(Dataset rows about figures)
::::::::::
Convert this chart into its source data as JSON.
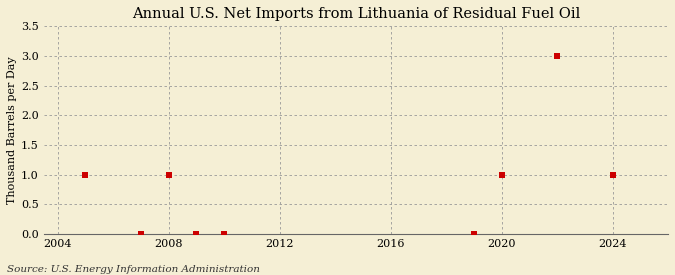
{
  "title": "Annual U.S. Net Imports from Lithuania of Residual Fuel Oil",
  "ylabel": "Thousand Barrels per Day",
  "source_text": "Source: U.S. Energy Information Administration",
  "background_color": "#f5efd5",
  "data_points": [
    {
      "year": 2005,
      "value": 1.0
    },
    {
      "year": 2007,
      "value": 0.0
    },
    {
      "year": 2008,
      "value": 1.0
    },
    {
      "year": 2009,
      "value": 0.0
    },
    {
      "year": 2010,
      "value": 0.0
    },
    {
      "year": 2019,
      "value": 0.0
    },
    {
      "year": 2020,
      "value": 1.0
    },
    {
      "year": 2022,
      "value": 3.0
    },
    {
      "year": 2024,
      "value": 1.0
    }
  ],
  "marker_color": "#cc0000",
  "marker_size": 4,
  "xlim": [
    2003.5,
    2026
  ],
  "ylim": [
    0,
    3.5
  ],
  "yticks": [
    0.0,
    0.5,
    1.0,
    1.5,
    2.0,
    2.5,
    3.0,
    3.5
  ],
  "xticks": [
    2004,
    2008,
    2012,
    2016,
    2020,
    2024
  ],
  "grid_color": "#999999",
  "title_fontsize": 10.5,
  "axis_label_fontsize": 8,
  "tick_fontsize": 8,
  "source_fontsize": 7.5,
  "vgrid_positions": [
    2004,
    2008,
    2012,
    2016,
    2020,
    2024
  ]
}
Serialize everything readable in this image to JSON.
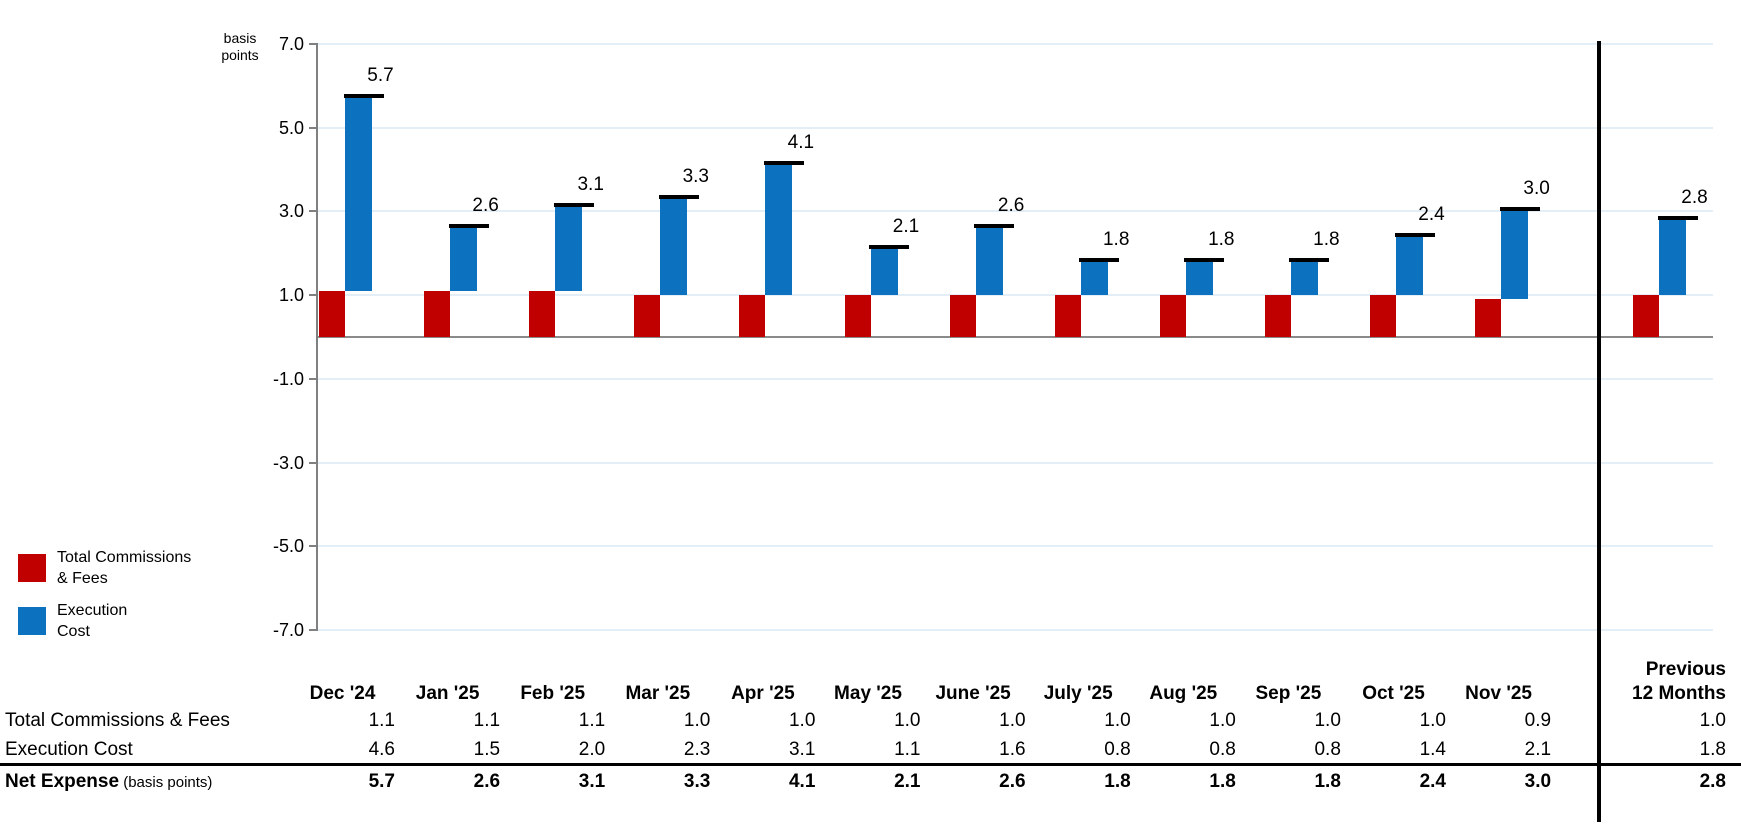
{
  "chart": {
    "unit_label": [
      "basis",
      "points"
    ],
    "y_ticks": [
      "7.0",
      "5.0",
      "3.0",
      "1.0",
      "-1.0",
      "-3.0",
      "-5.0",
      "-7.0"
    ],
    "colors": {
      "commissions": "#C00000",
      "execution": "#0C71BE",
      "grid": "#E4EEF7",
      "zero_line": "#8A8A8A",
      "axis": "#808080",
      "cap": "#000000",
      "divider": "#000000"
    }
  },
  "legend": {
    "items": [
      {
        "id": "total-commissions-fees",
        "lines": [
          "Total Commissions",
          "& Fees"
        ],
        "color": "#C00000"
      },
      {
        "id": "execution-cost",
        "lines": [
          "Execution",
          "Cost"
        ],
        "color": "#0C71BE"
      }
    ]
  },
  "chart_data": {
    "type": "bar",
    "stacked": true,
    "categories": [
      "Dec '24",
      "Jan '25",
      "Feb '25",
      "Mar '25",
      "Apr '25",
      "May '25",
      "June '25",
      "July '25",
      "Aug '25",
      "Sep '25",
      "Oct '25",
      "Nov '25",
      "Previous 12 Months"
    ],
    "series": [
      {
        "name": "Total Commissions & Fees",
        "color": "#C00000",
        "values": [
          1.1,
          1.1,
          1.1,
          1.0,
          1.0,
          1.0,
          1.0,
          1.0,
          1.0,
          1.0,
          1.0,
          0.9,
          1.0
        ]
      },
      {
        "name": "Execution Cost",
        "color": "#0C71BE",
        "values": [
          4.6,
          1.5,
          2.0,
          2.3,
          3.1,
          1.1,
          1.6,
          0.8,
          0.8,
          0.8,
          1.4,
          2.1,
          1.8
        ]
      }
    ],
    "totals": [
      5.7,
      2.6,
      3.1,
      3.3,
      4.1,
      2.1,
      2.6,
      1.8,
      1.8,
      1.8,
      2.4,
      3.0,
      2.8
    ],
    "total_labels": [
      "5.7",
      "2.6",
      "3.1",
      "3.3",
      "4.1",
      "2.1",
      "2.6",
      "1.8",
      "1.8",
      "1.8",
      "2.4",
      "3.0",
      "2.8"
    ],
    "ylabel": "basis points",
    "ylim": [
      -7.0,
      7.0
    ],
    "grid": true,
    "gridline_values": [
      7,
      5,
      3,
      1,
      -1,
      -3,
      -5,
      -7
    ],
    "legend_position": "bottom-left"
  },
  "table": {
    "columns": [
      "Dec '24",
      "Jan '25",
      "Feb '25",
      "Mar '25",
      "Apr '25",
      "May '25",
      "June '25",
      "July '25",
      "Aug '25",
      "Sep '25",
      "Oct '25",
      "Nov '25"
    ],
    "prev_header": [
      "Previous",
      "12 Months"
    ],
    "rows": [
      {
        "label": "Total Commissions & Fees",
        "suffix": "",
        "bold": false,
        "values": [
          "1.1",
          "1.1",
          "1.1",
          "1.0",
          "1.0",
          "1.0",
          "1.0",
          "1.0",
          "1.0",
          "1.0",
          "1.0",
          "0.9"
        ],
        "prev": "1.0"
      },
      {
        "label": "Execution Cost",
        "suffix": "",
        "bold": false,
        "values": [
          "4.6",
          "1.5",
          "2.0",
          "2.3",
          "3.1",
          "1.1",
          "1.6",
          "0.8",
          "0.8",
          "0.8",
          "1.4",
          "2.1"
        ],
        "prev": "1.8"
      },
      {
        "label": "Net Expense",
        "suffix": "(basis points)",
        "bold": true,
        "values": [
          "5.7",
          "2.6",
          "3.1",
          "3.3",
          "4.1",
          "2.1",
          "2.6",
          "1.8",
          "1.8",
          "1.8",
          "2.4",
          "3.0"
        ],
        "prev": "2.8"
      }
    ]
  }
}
::::::::::
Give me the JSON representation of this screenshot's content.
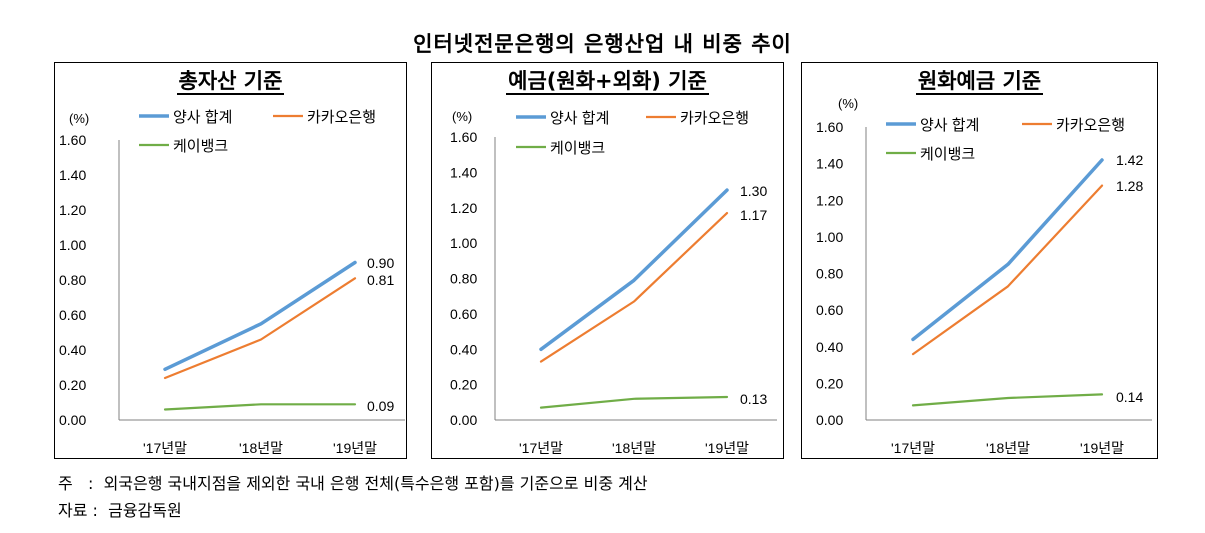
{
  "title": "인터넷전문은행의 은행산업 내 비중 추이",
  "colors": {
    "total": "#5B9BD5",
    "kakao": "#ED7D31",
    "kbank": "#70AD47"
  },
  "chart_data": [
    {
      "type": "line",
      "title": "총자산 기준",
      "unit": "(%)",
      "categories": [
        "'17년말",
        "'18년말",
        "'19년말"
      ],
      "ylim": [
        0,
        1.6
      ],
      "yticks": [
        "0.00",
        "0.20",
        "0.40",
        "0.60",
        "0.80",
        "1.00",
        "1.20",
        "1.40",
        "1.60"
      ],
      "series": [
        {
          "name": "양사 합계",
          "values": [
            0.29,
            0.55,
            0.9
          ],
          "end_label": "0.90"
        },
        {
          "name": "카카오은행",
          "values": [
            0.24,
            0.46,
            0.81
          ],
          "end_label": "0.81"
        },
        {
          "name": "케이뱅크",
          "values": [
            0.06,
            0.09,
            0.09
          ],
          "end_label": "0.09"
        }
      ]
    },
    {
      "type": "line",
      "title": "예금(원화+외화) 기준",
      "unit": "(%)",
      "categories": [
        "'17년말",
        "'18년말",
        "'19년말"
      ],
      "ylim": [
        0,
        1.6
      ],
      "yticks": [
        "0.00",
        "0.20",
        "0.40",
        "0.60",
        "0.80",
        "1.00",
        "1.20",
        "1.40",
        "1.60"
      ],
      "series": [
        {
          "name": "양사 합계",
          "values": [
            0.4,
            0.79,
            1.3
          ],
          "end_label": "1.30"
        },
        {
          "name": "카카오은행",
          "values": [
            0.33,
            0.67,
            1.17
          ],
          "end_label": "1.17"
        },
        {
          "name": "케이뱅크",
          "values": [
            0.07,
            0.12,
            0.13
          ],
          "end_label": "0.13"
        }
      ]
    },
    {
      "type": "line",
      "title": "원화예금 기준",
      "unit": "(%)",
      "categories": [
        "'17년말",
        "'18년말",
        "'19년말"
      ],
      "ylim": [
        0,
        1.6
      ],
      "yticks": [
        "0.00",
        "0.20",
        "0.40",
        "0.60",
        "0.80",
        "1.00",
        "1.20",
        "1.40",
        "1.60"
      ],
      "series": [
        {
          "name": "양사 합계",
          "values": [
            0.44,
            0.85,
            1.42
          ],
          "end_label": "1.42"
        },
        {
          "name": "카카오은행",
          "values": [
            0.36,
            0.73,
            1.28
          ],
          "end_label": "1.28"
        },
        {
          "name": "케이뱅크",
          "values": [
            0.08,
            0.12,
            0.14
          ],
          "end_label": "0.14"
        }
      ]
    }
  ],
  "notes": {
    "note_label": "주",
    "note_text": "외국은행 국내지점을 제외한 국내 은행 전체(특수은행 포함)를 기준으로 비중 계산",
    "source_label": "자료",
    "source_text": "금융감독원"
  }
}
::::::::::
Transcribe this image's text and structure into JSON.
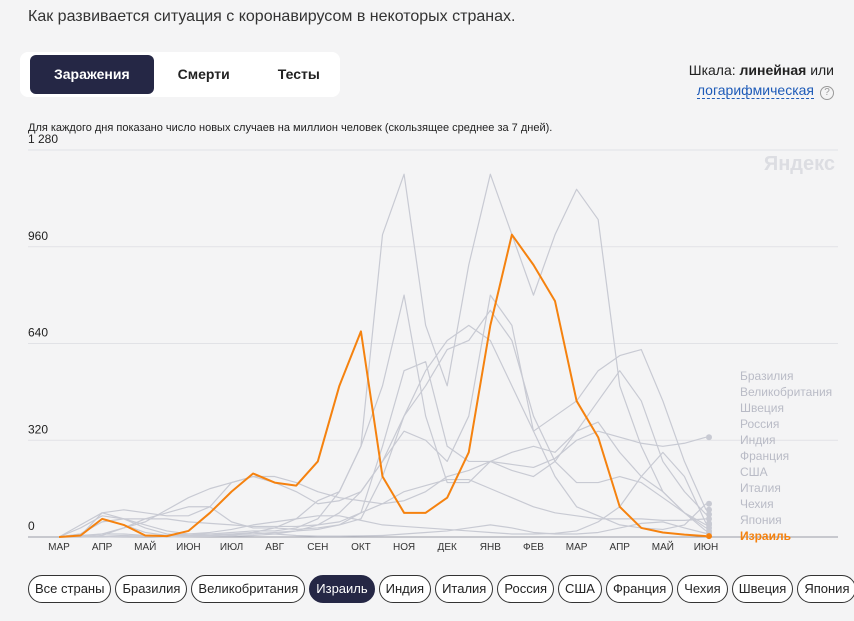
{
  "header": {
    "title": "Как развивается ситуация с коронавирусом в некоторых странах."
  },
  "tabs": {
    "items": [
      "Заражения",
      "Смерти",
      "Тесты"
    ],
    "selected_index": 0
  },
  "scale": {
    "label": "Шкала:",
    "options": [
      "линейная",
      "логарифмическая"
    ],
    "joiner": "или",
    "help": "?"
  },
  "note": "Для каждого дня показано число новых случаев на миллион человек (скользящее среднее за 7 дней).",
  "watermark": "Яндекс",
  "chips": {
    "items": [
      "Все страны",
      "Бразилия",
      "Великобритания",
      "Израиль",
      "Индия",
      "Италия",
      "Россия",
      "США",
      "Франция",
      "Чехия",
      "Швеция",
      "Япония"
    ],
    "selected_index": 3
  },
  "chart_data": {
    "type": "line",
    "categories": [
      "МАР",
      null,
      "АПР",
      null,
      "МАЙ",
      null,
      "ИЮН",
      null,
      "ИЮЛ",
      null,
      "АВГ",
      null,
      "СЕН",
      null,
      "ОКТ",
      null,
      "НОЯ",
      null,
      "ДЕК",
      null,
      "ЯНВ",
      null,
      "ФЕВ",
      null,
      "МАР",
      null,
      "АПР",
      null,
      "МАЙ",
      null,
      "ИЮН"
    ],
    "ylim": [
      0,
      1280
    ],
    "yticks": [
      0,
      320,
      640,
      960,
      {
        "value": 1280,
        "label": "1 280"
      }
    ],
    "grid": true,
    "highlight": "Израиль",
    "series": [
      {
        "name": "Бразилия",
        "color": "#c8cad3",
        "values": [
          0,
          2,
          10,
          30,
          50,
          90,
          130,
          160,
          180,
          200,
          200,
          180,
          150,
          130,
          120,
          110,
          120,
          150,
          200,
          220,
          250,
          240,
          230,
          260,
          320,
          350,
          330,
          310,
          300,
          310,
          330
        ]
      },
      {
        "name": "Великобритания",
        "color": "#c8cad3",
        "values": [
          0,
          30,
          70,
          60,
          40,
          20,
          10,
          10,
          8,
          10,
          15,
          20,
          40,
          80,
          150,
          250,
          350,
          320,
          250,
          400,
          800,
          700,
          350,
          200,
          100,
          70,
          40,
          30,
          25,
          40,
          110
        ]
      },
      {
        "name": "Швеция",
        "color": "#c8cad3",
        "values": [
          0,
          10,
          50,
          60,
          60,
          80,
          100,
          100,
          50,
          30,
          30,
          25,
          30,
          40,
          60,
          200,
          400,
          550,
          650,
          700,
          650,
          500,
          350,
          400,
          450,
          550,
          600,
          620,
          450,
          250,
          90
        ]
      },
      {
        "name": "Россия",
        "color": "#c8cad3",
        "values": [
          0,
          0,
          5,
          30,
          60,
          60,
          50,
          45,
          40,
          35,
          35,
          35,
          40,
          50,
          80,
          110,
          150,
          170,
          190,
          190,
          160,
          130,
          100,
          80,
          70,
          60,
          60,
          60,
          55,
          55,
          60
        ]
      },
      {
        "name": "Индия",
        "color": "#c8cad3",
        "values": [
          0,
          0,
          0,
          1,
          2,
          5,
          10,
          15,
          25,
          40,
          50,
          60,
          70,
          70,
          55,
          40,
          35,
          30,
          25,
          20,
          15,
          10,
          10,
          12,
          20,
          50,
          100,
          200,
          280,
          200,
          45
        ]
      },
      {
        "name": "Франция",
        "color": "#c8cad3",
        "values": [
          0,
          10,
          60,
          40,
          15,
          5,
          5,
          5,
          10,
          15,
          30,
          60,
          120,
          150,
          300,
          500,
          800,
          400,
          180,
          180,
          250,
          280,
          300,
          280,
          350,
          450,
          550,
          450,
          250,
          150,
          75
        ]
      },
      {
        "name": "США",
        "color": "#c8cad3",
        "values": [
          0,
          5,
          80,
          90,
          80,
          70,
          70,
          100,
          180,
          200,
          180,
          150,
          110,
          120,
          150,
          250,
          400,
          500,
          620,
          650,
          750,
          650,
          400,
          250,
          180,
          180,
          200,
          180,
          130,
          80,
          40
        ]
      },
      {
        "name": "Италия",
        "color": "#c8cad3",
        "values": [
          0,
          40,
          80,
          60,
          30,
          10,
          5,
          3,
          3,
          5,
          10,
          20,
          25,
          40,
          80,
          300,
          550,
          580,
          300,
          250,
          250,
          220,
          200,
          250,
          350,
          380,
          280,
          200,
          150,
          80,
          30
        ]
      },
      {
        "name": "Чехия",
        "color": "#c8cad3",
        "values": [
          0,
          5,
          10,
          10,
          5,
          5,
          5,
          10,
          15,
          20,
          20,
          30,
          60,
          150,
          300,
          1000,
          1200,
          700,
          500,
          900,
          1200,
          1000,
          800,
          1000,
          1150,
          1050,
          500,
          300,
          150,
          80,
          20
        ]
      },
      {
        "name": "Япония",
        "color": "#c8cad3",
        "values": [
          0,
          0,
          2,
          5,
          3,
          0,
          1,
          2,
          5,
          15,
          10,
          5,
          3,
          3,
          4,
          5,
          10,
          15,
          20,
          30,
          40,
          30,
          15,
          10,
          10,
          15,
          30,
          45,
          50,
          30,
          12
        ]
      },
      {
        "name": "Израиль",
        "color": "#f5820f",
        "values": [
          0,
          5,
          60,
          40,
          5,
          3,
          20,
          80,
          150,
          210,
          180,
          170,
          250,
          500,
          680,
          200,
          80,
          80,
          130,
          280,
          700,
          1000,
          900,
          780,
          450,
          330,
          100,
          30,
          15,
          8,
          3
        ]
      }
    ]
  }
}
::::::::::
**TASK DETAILS**
Return all lines containing the word "true".

**EXPECTED ANSWER**
    "stacked": true,
    "grid": true,
        "bold": true,
    "grid": true,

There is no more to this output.